▶ [Short exercise]: Where a line contains the string "ylabel", copy that line.

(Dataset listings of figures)
────────────────────
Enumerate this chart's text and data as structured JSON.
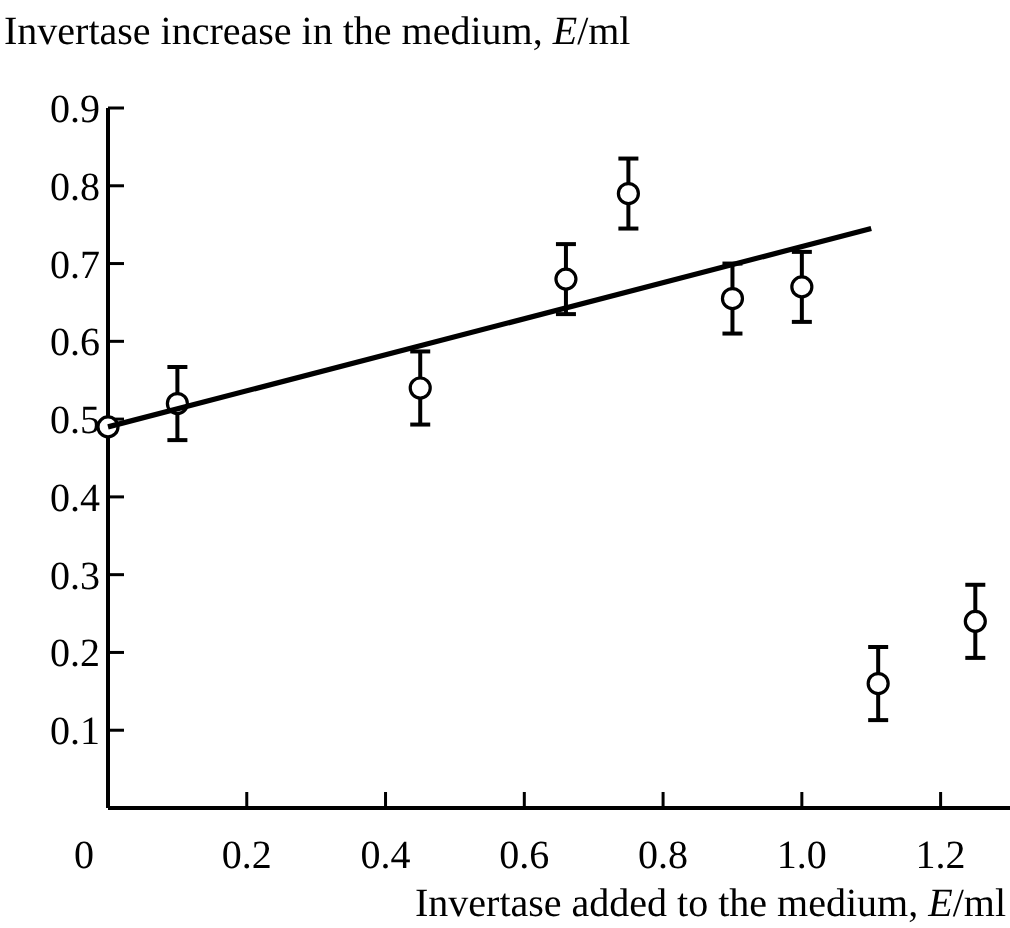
{
  "chart_data": {
    "type": "scatter",
    "ylabel": "Invertase increase in the medium, E/ml",
    "xlabel": "Invertase added to the medium, E/ml",
    "xlim": [
      0,
      1.3
    ],
    "xticks": [
      0,
      0.2,
      0.4,
      0.6,
      0.8,
      {
        "value": 1,
        "label": "1.0"
      },
      1.2
    ],
    "ylim": [
      0,
      0.9
    ],
    "yticks": [
      0.1,
      0.2,
      0.3,
      0.4,
      0.5,
      0.6,
      0.7,
      0.8,
      0.9
    ],
    "series": [
      {
        "color": "#000000",
        "marker": "circle",
        "x": [
          0,
          0.1,
          0.45,
          0.66,
          0.75,
          0.9,
          1.0,
          1.11,
          1.25
        ],
        "values": [
          0.49,
          0.52,
          0.54,
          0.68,
          0.79,
          0.655,
          0.67,
          0.16,
          0.24
        ],
        "errors": [
          null,
          0.047,
          0.047,
          0.045,
          0.045,
          0.045,
          0.045,
          0.047,
          0.047
        ]
      },
      {
        "type": "line",
        "color": "#000000",
        "line_style": "solid",
        "x": [
          0,
          1.1
        ],
        "values": [
          0.49,
          0.745
        ]
      }
    ]
  }
}
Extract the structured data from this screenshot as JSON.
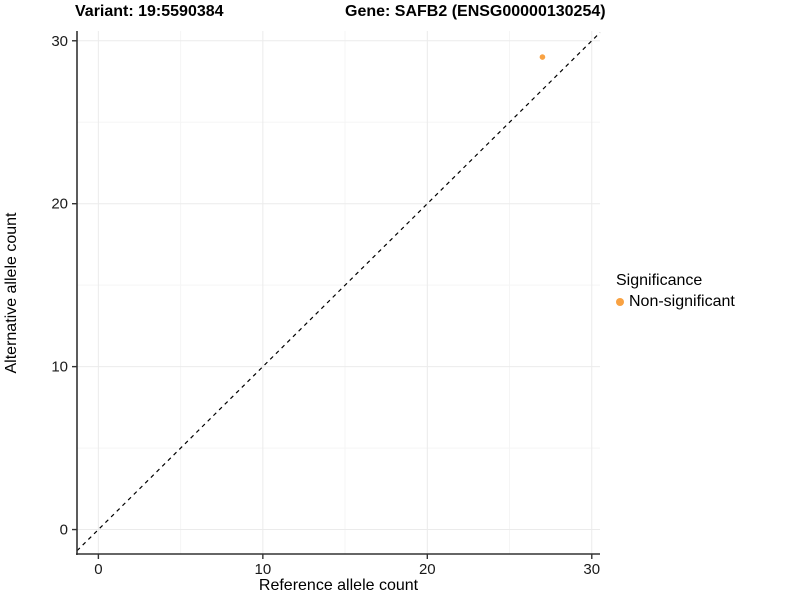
{
  "titles": {
    "variant": "Variant: 19:5590384",
    "gene": "Gene: SAFB2 (ENSG00000130254)"
  },
  "legend": {
    "title": "Significance",
    "items": [
      {
        "label": "Non-significant",
        "color": "#F9A242",
        "marker": "dot"
      }
    ]
  },
  "colors": {
    "background": "#ffffff",
    "axis_line": "#333333",
    "major_grid": "#ebebeb",
    "minor_grid": "#f5f5f5",
    "reference_line": "#000000",
    "point_nonsignificant": "#F9A242"
  },
  "chart_data": {
    "type": "scatter",
    "title_left": "Variant: 19:5590384",
    "title_right": "Gene: SAFB2 (ENSG00000130254)",
    "xlabel": "Reference allele count",
    "ylabel": "Alternative allele count",
    "x_ticks": [
      0,
      10,
      20,
      30
    ],
    "y_ticks": [
      0,
      10,
      20,
      30
    ],
    "x_minor_ticks": [
      5,
      15,
      25
    ],
    "y_minor_ticks": [
      5,
      15,
      25
    ],
    "xlim": [
      -1.3,
      30.5
    ],
    "ylim": [
      -1.5,
      30.6
    ],
    "grid": true,
    "legend_position": "right",
    "series": [
      {
        "name": "Non-significant",
        "color": "#F9A242",
        "points": [
          {
            "x": 27,
            "y": 29
          }
        ]
      }
    ],
    "reference_line": {
      "type": "identity-diagonal",
      "equation": "y = x",
      "style": "dashed",
      "color": "#000000"
    }
  }
}
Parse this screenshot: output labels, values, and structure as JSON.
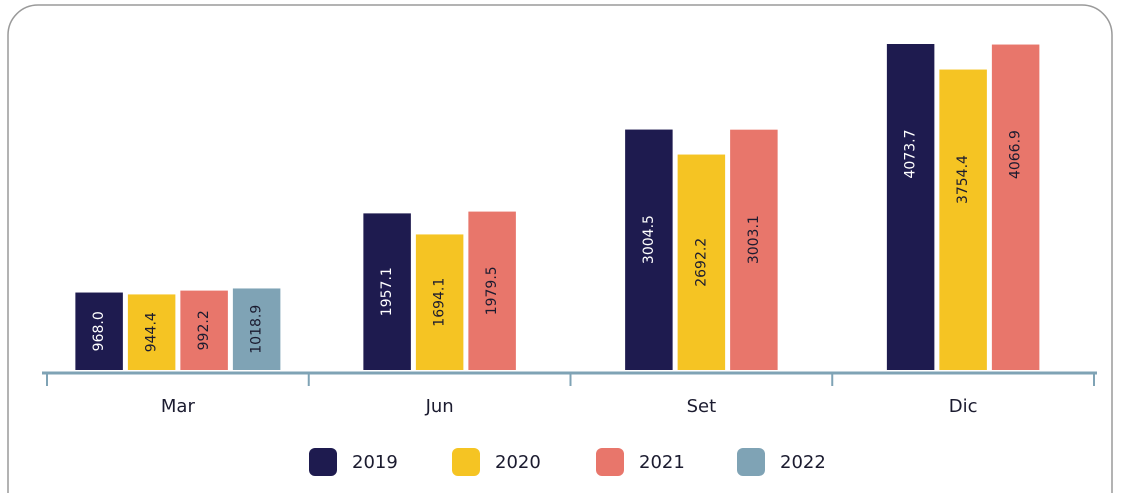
────────────────────
▶ [Correct response]:
    "ylabel": "Invertase increase in the medium, E/ml",
    "ylabel": "Alternative allele count",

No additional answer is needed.